Source document:
As the providers of NHS mental health services in London we know equally well the quality of service that can be achieved, and that there are gaps we still need to address. We know that even with world class mental health services, two Londoners take their own lives every week and two million Londoners experience some form of mental ill-health each year.
We launched the Cavendish Square Group over two years ago because we recognised that the way to address the particular healthcare challenges found in the capital required committed and ambitious system-level leadership and a change in the status quo to see the disparate groups that make up the healthcare economy - spanning government, providers and the voluntary sector - come together to work towards a shared vision. We needed to work together, with more input from employers, workers and Londoners, to address the causes of mental ill-health and help drive more people towards the services that can help them.
Last week the Mayor of London Sadiq Khan launched Thrive LDN, which is the next collective step to improving the city’s mental health. Combining over 200 experts, voluntary, public and private organisations, clinicians and academics, Thrive LDN will forge new collaboration and develop innovative approaches to make London healthier, happier, and more resilient.
The campaign has set out its aspirations, many of which echo those we set out when forming the Cavendish Square Group - to make London: a city with a happy, healthy and productive workforce; a city free from mental health stigma; a city with services where and when they are needed; a city that maximises the potential of children and young people; and a city with zero suicides.

Problems to solve:
a - Answer these from the London mental health text:
(i) How many Londoners take their own lives every week?
(ii) How long ago was the Cavendish Square Group launched?
(iii) Who launched Thrive LDN?
b - Copy the London mental health text word for word, from "Last week the" up to and including "with zero suicides.".

Records provided:
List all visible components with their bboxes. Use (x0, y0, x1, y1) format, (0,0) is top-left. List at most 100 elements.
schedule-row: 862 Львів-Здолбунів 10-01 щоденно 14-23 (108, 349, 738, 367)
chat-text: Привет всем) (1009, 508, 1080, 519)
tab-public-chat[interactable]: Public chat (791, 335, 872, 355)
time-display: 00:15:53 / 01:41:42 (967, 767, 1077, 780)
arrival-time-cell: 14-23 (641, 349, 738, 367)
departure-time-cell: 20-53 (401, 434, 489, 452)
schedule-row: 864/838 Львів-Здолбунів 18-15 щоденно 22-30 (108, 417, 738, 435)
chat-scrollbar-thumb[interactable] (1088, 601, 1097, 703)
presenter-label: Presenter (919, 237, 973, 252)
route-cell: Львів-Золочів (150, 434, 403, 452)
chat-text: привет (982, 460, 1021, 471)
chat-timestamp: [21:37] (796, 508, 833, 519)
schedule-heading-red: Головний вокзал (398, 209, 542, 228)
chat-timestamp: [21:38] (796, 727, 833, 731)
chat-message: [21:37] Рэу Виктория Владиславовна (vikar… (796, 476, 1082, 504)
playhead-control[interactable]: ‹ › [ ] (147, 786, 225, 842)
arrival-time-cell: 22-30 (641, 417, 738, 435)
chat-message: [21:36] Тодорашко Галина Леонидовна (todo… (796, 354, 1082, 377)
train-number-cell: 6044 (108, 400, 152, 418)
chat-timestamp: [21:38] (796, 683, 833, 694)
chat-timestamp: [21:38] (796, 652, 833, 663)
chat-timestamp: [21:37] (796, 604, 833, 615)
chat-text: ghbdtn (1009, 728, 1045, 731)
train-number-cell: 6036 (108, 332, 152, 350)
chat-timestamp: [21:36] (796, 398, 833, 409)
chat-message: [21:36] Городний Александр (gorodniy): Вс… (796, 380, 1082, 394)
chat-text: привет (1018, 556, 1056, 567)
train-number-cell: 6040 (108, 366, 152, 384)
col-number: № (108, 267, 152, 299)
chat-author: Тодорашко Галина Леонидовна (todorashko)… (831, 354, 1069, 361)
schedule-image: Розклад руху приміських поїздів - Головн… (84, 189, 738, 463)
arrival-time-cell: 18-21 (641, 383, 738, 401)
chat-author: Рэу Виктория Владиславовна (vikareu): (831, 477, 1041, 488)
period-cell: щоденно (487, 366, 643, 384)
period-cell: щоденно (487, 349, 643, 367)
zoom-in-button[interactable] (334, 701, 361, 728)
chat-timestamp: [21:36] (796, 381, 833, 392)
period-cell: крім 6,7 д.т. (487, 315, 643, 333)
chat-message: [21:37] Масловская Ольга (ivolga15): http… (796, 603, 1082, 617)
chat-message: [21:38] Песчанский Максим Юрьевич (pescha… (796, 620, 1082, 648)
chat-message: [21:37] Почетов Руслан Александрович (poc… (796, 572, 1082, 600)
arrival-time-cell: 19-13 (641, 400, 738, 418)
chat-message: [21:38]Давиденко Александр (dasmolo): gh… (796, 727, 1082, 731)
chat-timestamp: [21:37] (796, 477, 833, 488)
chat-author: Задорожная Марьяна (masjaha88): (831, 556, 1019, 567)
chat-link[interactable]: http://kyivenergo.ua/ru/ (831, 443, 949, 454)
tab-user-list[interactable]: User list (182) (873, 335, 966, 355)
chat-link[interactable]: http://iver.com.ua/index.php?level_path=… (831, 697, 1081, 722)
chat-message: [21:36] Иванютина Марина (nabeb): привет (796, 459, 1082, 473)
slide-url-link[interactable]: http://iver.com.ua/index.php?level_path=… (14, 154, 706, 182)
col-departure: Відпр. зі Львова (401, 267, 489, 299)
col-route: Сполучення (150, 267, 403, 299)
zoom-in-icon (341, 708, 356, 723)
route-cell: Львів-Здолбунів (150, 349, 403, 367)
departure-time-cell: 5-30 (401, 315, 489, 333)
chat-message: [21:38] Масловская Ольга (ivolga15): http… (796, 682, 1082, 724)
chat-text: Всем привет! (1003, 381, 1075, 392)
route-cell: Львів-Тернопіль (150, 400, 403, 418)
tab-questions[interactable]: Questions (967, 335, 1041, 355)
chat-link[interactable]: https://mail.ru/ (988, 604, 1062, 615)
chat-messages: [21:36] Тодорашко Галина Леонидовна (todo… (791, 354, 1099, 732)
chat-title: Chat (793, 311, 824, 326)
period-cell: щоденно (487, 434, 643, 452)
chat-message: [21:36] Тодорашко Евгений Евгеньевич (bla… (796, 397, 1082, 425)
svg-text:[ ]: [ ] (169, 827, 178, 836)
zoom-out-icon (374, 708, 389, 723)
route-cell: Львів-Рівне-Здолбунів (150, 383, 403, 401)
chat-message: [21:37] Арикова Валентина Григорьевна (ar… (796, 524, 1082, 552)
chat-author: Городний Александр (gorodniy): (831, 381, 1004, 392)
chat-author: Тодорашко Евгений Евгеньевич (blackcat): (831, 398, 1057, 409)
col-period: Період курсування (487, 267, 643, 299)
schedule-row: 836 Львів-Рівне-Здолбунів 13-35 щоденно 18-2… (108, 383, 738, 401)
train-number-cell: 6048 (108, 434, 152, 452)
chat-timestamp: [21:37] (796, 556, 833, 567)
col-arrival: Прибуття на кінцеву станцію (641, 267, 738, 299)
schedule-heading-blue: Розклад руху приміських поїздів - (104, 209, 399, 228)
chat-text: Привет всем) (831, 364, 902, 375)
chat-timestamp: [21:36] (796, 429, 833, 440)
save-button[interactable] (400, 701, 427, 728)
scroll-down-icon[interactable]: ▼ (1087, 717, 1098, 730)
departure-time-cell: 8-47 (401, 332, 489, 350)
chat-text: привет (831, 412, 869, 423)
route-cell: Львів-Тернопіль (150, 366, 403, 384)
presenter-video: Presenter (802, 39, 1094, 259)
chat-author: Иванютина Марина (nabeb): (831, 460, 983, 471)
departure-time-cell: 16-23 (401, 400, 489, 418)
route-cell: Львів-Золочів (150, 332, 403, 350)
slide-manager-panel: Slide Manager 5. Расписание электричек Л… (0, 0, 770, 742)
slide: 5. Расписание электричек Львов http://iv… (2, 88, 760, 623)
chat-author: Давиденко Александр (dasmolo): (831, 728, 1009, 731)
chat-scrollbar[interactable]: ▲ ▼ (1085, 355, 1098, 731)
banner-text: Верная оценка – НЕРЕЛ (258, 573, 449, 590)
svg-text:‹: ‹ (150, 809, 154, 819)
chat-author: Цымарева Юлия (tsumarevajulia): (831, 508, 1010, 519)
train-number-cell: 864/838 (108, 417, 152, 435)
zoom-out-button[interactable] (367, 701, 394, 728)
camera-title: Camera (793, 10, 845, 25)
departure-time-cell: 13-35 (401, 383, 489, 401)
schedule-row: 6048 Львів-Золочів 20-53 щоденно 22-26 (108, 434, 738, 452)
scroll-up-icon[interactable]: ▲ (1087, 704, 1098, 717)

Solutions to the exercise:
a -
(i) Two
(ii) Over two years ago
(iii) The Mayor of London, Sadiq Khan

b -
Last week the Mayor of London Sadiq Khan launched Thrive LDN, which is the next collective step to improving the city’s mental health. Combining over 200 experts, voluntary, public and private organisations, clinicians and academics, Thrive LDN will forge new collaboration and develop innovative approaches to make London healthier, happier, and more resilient.
The campaign has set out its aspirations, many of which echo those we set out when forming the Cavendish Square Group - to make London: a city with a happy, healthy and productive workforce; a city free from mental health stigma; a city with services where and when they are needed; a city that maximises the potential of children and young people; and a city with zero suicides.